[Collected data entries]
----------

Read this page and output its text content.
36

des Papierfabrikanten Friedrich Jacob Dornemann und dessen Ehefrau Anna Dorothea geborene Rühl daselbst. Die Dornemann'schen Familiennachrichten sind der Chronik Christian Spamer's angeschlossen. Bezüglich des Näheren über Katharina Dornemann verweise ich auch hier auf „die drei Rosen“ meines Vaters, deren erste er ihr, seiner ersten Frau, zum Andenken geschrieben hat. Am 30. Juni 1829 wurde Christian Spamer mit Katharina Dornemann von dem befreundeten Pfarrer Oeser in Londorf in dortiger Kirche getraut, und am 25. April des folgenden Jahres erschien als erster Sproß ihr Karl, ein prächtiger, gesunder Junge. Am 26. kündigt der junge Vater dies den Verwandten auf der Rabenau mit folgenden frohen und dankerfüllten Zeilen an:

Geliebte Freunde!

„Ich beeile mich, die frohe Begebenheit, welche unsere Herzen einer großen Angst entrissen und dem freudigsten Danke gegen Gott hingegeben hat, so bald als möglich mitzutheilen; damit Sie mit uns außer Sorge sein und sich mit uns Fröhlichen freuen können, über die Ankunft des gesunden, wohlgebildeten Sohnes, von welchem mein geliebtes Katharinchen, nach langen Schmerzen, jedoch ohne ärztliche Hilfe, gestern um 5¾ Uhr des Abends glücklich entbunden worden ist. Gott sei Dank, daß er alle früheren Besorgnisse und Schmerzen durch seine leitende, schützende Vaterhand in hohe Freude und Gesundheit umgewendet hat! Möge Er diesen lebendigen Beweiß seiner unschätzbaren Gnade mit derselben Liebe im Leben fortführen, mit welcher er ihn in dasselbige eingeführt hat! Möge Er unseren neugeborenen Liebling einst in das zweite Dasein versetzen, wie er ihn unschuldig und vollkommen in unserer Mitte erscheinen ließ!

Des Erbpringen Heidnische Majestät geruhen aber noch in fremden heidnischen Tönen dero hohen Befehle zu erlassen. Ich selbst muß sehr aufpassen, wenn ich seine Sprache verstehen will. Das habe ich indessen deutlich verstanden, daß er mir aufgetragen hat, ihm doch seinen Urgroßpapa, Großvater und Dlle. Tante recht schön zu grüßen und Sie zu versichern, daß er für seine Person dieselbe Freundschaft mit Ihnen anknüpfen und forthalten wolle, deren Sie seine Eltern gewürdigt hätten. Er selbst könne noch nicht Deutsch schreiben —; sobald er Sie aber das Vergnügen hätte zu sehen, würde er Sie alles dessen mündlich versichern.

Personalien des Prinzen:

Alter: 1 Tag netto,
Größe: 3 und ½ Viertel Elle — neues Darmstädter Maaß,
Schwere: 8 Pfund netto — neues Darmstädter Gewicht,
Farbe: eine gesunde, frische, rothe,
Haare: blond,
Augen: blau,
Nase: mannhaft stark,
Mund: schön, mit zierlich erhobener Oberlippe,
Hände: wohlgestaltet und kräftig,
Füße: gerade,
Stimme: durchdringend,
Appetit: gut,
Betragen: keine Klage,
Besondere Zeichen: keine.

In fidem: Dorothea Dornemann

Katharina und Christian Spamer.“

----------

Choose all lines containing the string "keine" and copy them out.

RESULT
Betragen: keine Klage,
Besondere Zeichen: keine.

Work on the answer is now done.